## begin SUPPLIED RECORDS

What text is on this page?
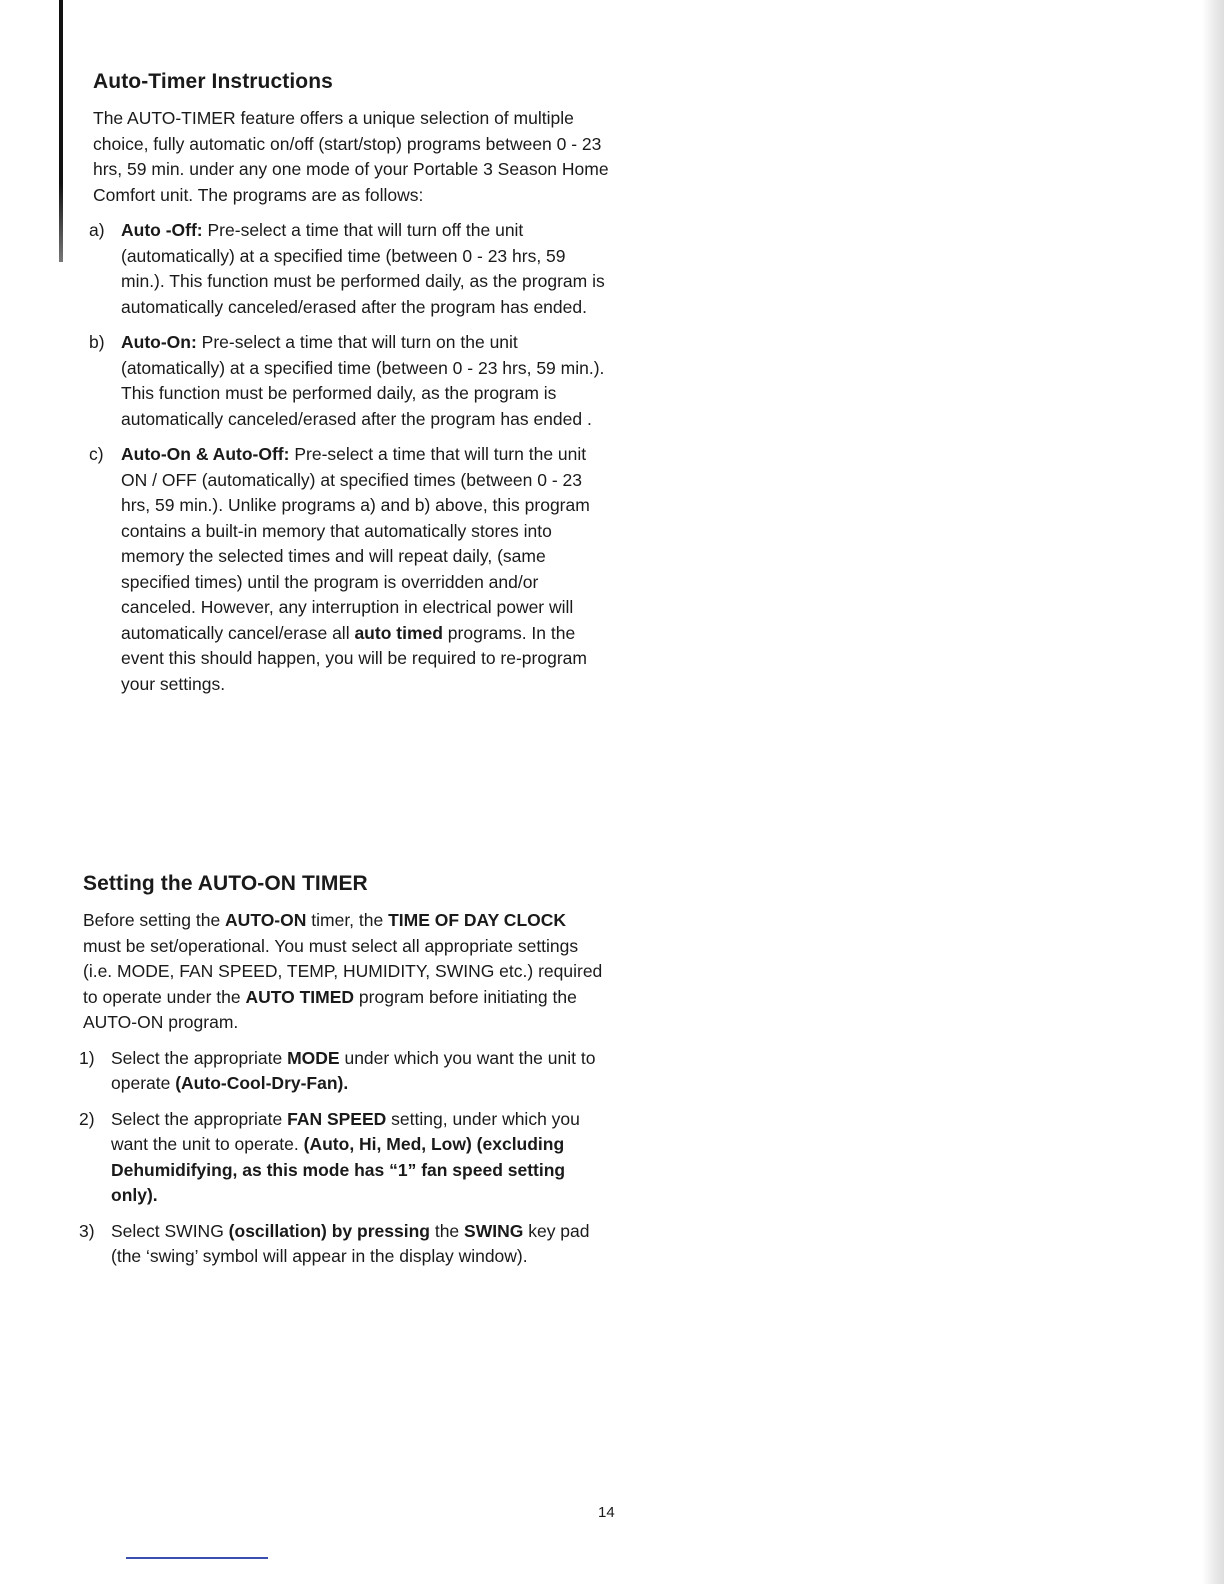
Auto-Timer Instructions

The AUTO-TIMER feature offers a unique selection of multiple choice, fully automatic on/off (start/stop) programs between 0 - 23 hrs, 59 min. under any one mode of your Portable 3 Season Home Comfort unit. The programs are as follows:

a) Auto -Off: Pre-select a time that will turn off the unit (automatically) at a specified time (between 0 - 23 hrs, 59 min.). This function must be performed daily, as the program is automatically canceled/erased after the program has ended.
b) Auto-On: Pre-select a time that will turn on the unit (atomatically) at a specified time (between 0 - 23 hrs, 59 min.). This function must be performed daily, as the program is automatically canceled/erased after the program has ended .
c) Auto-On & Auto-Off: Pre-select a time that will turn the unit ON / OFF (automatically) at specified times (between 0 - 23 hrs, 59 min.). Unlike programs a) and b) above, this program contains a built-in memory that automatically stores into memory the selected times and will repeat daily, (same specified times) until the program is overridden and/or canceled. However, any interruption in electrical power will automatically cancel/erase all auto timed programs. In the event this should happen, you will be required to re-program your settings.
Setting the AUTO-ON TIMER

Before setting the AUTO-ON timer, the TIME OF DAY CLOCK must be set/operational. You must select all appropriate settings (i.e. MODE, FAN SPEED, TEMP, HUMIDITY, SWING etc.) required to operate under the AUTO TIMED program before initiating the AUTO-ON program.

1) Select the appropriate MODE under which you want the unit to operate (Auto-Cool-Dry-Fan).
2) Select the appropriate FAN SPEED setting, under which you want the unit to operate. (Auto, Hi, Med, Low) (excluding Dehumidifying, as this mode has “1” fan speed setting only).
3) Select SWING (oscillation) by pressing the SWING key pad (the ‘swing’ symbol will appear in the display window).
14
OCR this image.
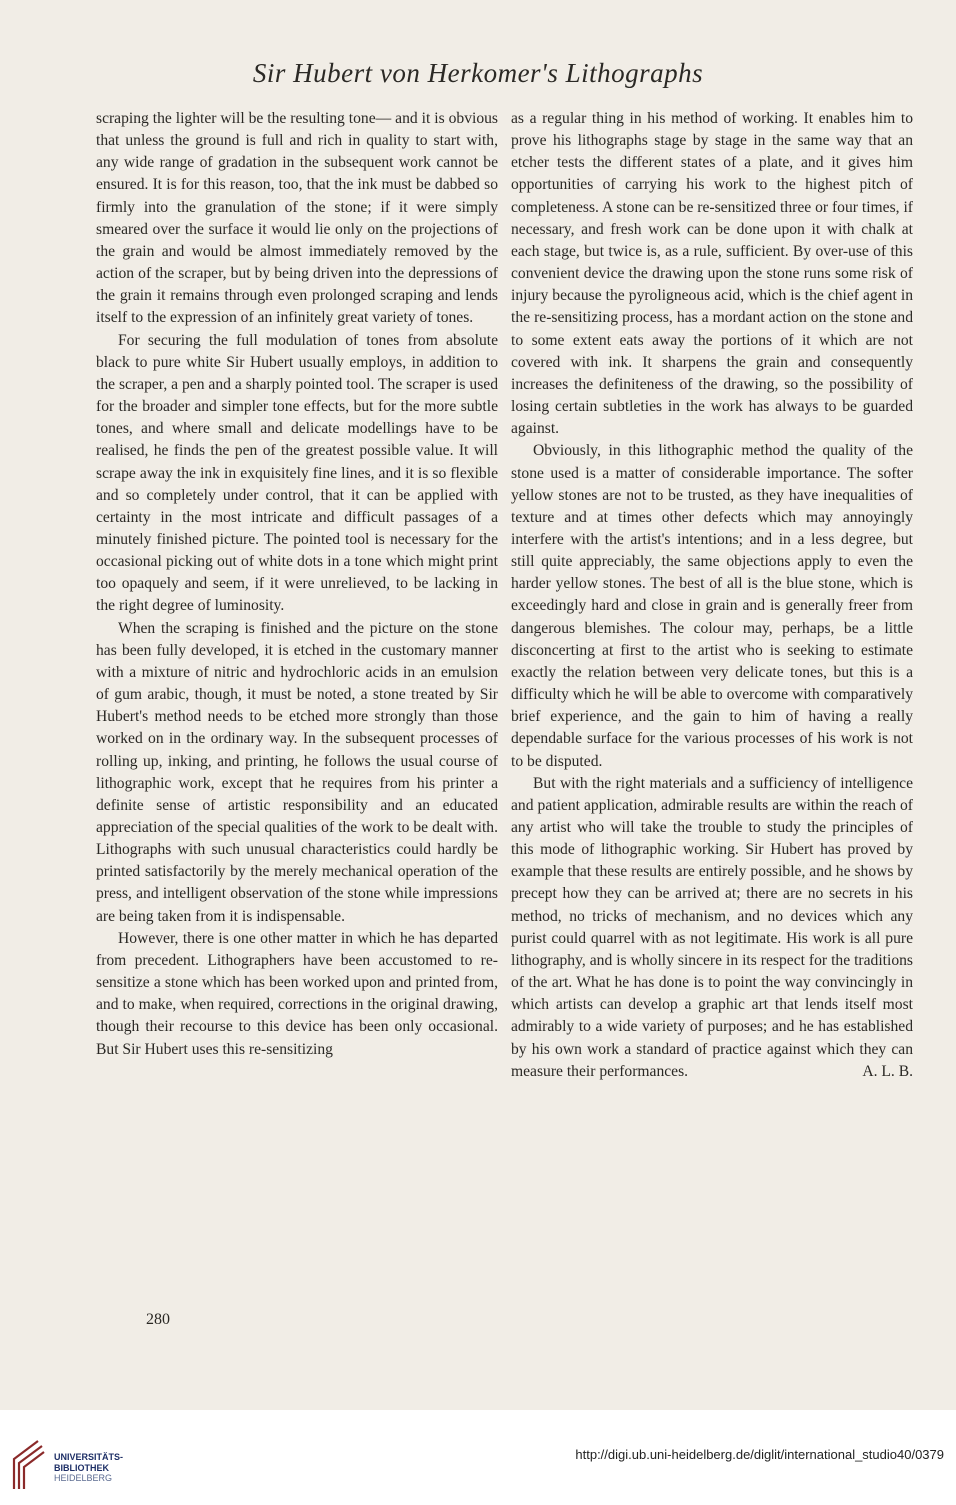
Sir Hubert von Herkomer's Lithographs

scraping the lighter will be the resulting tone— and it is obvious that unless the ground is full and rich in quality to start with, any wide range of gradation in the subsequent work cannot be ensured. It is for this reason, too, that the ink must be dabbed so firmly into the granulation of the stone; if it were simply smeared over the surface it would lie only on the projections of the grain and would be almost immediately removed by the action of the scraper, but by being driven into the depressions of the grain it remains through even prolonged scraping and lends itself to the expression of an infinitely great variety of tones.

For securing the full modulation of tones from absolute black to pure white Sir Hubert usually employs, in addition to the scraper, a pen and a sharply pointed tool. The scraper is used for the broader and simpler tone effects, but for the more subtle tones, and where small and delicate modellings have to be realised, he finds the pen of the greatest possible value. It will scrape away the ink in exquisitely fine lines, and it is so flexible and so completely under control, that it can be applied with certainty in the most intricate and difficult passages of a minutely finished picture. The pointed tool is necessary for the occasional picking out of white dots in a tone which might print too opaquely and seem, if it were unrelieved, to be lacking in the right degree of luminosity.

When the scraping is finished and the picture on the stone has been fully developed, it is etched in the customary manner with a mixture of nitric and hydrochloric acids in an emulsion of gum arabic, though, it must be noted, a stone treated by Sir Hubert's method needs to be etched more strongly than those worked on in the ordinary way. In the subsequent processes of rolling up, inking, and printing, he follows the usual course of lithographic work, except that he requires from his printer a definite sense of artistic responsibility and an educated appreciation of the special qualities of the work to be dealt with. Lithographs with such unusual characteristics could hardly be printed satisfactorily by the merely mechanical operation of the press, and intelligent observation of the stone while impressions are being taken from it is indispensable.

However, there is one other matter in which he has departed from precedent. Lithographers have been accustomed to re-sensitize a stone which has been worked upon and printed from, and to make, when required, corrections in the original drawing, though their recourse to this device has been only occasional. But Sir Hubert uses this re-sensitizing

as a regular thing in his method of working. It enables him to prove his lithographs stage by stage in the same way that an etcher tests the different states of a plate, and it gives him opportunities of carrying his work to the highest pitch of completeness. A stone can be re-sensitized three or four times, if necessary, and fresh work can be done upon it with chalk at each stage, but twice is, as a rule, sufficient. By over-use of this convenient device the drawing upon the stone runs some risk of injury because the pyroligneous acid, which is the chief agent in the re-sensitizing process, has a mordant action on the stone and to some extent eats away the portions of it which are not covered with ink. It sharpens the grain and consequently increases the definiteness of the drawing, so the possibility of losing certain subtleties in the work has always to be guarded against.

Obviously, in this lithographic method the quality of the stone used is a matter of considerable importance. The softer yellow stones are not to be trusted, as they have inequalities of texture and at times other defects which may annoyingly interfere with the artist's intentions; and in a less degree, but still quite appreciably, the same objections apply to even the harder yellow stones. The best of all is the blue stone, which is exceedingly hard and close in grain and is generally freer from dangerous blemishes. The colour may, perhaps, be a little disconcerting at first to the artist who is seeking to estimate exactly the relation between very delicate tones, but this is a difficulty which he will be able to overcome with comparatively brief experience, and the gain to him of having a really dependable surface for the various processes of his work is not to be disputed.

But with the right materials and a sufficiency of intelligence and patient application, admirable results are within the reach of any artist who will take the trouble to study the principles of this mode of lithographic working. Sir Hubert has proved by example that these results are entirely possible, and he shows by precept how they can be arrived at; there are no secrets in his method, no tricks of mechanism, and no devices which any purist could quarrel with as not legitimate. His work is all pure lithography, and is wholly sincere in its respect for the traditions of the art. What he has done is to point the way convincingly in which artists can develop a graphic art that lends itself most admirably to a wide variety of purposes; and he has established by his own work a standard of practice against which they can measure their performances.	A. L. B.

280
UNIVERSITÄTS-
BIBLIOTHEK
HEIDELBERG
http://digi.ub.uni-heidelberg.de/diglit/international_studio40/0379
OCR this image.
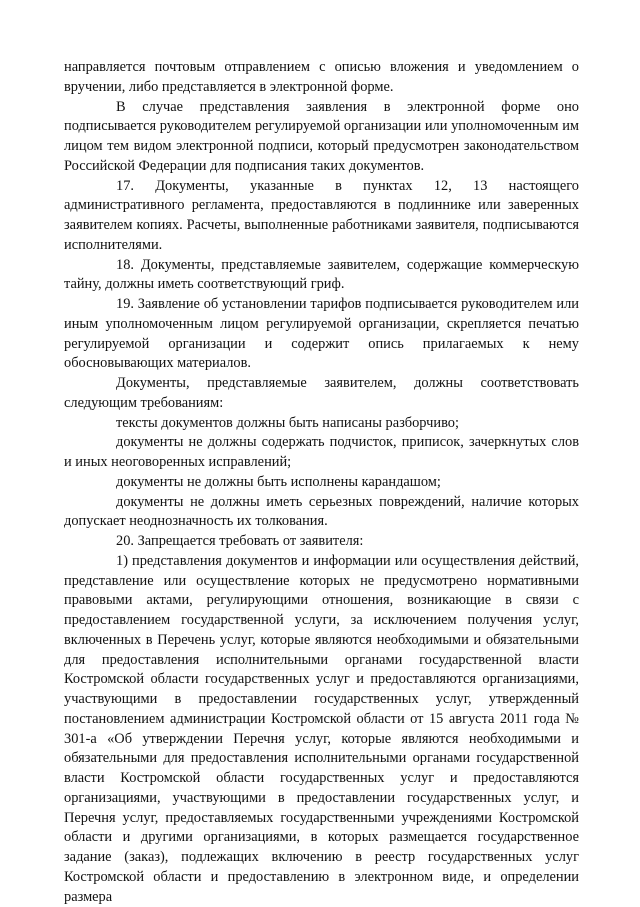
направляется почтовым отправлением с описью вложения и уведомлением о вручении, либо представляется в электронной форме.

В случае представления заявления в электронной форме оно подписывается руководителем регулируемой организации или уполномоченным им лицом тем видом электронной подписи, который предусмотрен законодательством Российской Федерации для подписания таких документов.

17. Документы, указанные в пунктах 12, 13 настоящего административного регламента, предоставляются в подлиннике или заверенных заявителем копиях. Расчеты, выполненные работниками заявителя, подписываются исполнителями.

18. Документы, представляемые заявителем, содержащие коммерческую тайну, должны иметь соответствующий гриф.

19. Заявление об установлении тарифов подписывается руководителем или иным уполномоченным лицом регулируемой организации, скрепляется печатью регулируемой организации и содержит опись прилагаемых к нему обосновывающих материалов.

Документы, представляемые заявителем, должны соответствовать следующим требованиям:

тексты документов должны быть написаны разборчиво;

документы не должны содержать подчисток, приписок, зачеркнутых слов и иных неоговоренных исправлений;

документы не должны быть исполнены карандашом;

документы не должны иметь серьезных повреждений, наличие которых допускает неоднозначность их толкования.

20. Запрещается требовать от заявителя:

1) представления документов и информации или осуществления действий, представление или осуществление которых не предусмотрено нормативными правовыми актами, регулирующими отношения, возникающие в связи с предоставлением государственной услуги, за исключением получения услуг, включенных в Перечень услуг, которые являются необходимыми и обязательными для предоставления исполнительными органами государственной власти Костромской области государственных услуг и предоставляются организациями, участвующими в предоставлении государственных услуг, утвержденный постановлением администрации Костромской области от 15 августа 2011 года № 301-а «Об утверждении Перечня услуг, которые являются необходимыми и обязательными для предоставления исполнительными органами государственной власти Костромской области государственных услуг и предоставляются организациями, участвующими в предоставлении государственных услуг, и Перечня услуг, предоставляемых государственными учреждениями Костромской области и другими организациями, в которых размещается государственное задание (заказ), подлежащих включению в реестр государственных услуг Костромской области и предоставлению в электронном виде, и определении размера
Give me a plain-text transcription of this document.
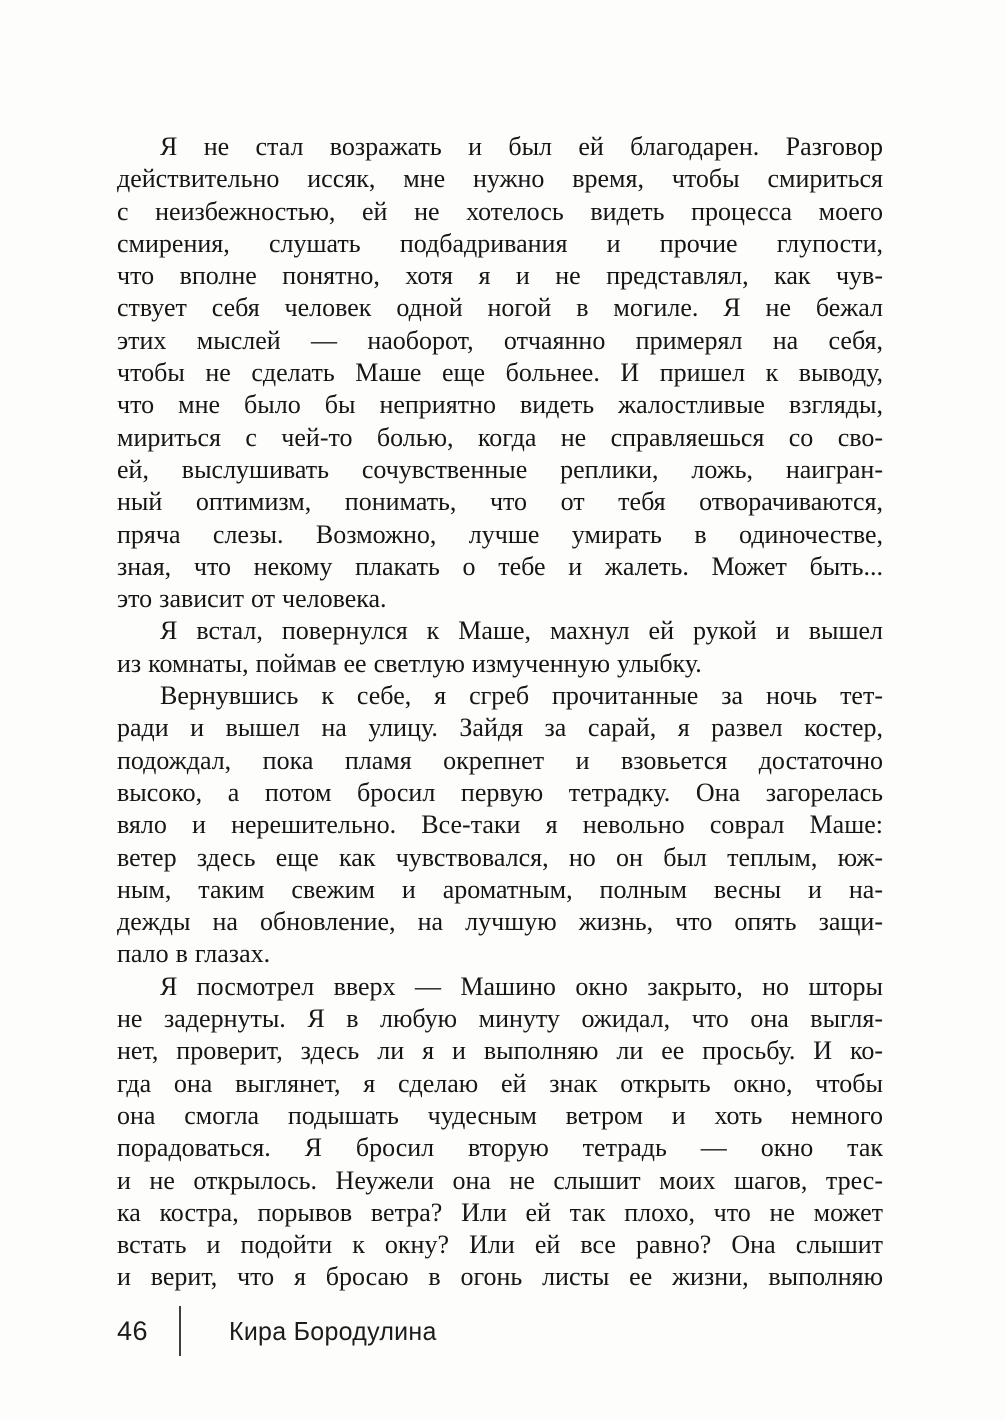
Я не стал возражать и был ей благодарен. Разговор
действительно иссяк, мне нужно время, чтобы смириться
с неизбежностью, ей не хотелось видеть процесса моего
смирения, слушать подбадривания и прочие глупости,
что вполне понятно, хотя я и не представлял, как чув-
ствует себя человек одной ногой в могиле. Я не бежал
этих мыслей — наоборот, отчаянно примерял на себя,
чтобы не сделать Маше еще больнее. И пришел к выводу,
что мне было бы неприятно видеть жалостливые взгляды,
мириться с чей-то болью, когда не справляешься со сво-
ей, выслушивать сочувственные реплики, ложь, наигран-
ный оптимизм, понимать, что от тебя отворачиваются,
пряча слезы. Возможно, лучше умирать в одиночестве,
зная, что некому плакать о тебе и жалеть. Может быть...
это зависит от человека.
Я встал, повернулся к Маше, махнул ей рукой и вышел
из комнаты, поймав ее светлую измученную улыбку.
Вернувшись к себе, я сгреб прочитанные за ночь тет-
ради и вышел на улицу. Зайдя за сарай, я развел костер,
подождал, пока пламя окрепнет и взовьется достаточно
высоко, а потом бросил первую тетрадку. Она загорелась
вяло и нерешительно. Все-таки я невольно соврал Маше:
ветер здесь еще как чувствовался, но он был теплым, юж-
ным, таким свежим и ароматным, полным весны и на-
дежды на обновление, на лучшую жизнь, что опять защи-
пало в глазах.
Я посмотрел вверх — Машино окно закрыто, но шторы
не задернуты. Я в любую минуту ожидал, что она выгля-
нет, проверит, здесь ли я и выполняю ли ее просьбу. И ко-
гда она выглянет, я сделаю ей знак открыть окно, чтобы
она смогла подышать чудесным ветром и хоть немного
порадоваться. Я бросил вторую тетрадь — окно так
и не открылось. Неужели она не слышит моих шагов, трес-
ка костра, порывов ветра? Или ей так плохо, что не может
встать и подойти к окну? Или ей все равно? Она слышит
и верит, что я бросаю в огонь листы ее жизни, выполняю
46	Кира Бородулина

## end SUPPLIED RECORDS

EXERCISE
Collect from the data above every line that includes "здесь".

SOLUTION
ветер здесь еще как чувствовался, но он был теплым, юж-
нет, проверит, здесь ли я и выполняю ли ее просьбу. И ко-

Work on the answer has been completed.